Exercise prompt:
Would you transcribe all of the data exactly, down to the last character?

Listing:
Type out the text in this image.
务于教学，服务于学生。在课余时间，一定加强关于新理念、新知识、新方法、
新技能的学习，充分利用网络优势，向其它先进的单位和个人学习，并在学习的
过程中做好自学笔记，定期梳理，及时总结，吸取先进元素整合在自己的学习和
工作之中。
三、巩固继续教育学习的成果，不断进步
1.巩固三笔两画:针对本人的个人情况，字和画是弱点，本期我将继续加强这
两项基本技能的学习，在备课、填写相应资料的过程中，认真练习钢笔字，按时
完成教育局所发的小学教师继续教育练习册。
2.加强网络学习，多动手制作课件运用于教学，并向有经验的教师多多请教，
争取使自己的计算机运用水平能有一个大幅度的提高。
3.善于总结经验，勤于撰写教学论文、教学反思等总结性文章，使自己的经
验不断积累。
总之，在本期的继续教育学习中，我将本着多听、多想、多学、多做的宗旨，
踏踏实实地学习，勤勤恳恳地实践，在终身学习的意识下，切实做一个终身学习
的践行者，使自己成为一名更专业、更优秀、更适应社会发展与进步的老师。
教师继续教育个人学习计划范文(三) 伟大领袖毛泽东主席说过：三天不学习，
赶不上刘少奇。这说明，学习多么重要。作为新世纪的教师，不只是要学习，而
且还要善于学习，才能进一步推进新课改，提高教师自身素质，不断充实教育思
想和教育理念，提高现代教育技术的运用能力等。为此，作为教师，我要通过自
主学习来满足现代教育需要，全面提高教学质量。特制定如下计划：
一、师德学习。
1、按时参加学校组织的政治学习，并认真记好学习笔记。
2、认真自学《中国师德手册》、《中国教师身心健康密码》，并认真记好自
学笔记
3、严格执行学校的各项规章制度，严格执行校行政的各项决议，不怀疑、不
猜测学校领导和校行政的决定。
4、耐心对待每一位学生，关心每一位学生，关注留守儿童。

Full solution:
Type out the text in this image.
务于教学，服务于学生。在课余时间，一定加强关于新理念、新知识、新方法、
新技能的学习，充分利用网络优势，向其它先进的单位和个人学习，并在学习的
过程中做好自学笔记，定期梳理，及时总结，吸取先进元素整合在自己的学习和
工作之中。
三、巩固继续教育学习的成果，不断进步
1.巩固三笔两画:针对本人的个人情况，字和画是弱点，本期我将继续加强这
两项基本技能的学习，在备课、填写相应资料的过程中，认真练习钢笔字，按时
完成教育局所发的小学教师继续教育练习册。
2.加强网络学习，多动手制作课件运用于教学，并向有经验的教师多多请教，
争取使自己的计算机运用水平能有一个大幅度的提高。
3.善于总结经验，勤于撰写教学论文、教学反思等总结性文章，使自己的经
验不断积累。
总之，在本期的继续教育学习中，我将本着多听、多想、多学、多做的宗旨，
踏踏实实地学习，勤勤恳恳地实践，在终身学习的意识下，切实做一个终身学习
的践行者，使自己成为一名更专业、更优秀、更适应社会发展与进步的老师。
教师继续教育个人学习计划范文(三) 伟大领袖毛泽东主席说过：三天不学习，
赶不上刘少奇。这说明，学习多么重要。作为新世纪的教师，不只是要学习，而
且还要善于学习，才能进一步推进新课改，提高教师自身素质，不断充实教育思
想和教育理念，提高现代教育技术的运用能力等。为此，作为教师，我要通过自
主学习来满足现代教育需要，全面提高教学质量。特制定如下计划：
一、师德学习。
1、按时参加学校组织的政治学习，并认真记好学习笔记。
2、认真自学《中国师德手册》、《中国教师身心健康密码》，并认真记好自
学笔记
3、严格执行学校的各项规章制度，严格执行校行政的各项决议，不怀疑、不
猜测学校领导和校行政的决定。
4、耐心对待每一位学生，关心每一位学生，关注留守儿童。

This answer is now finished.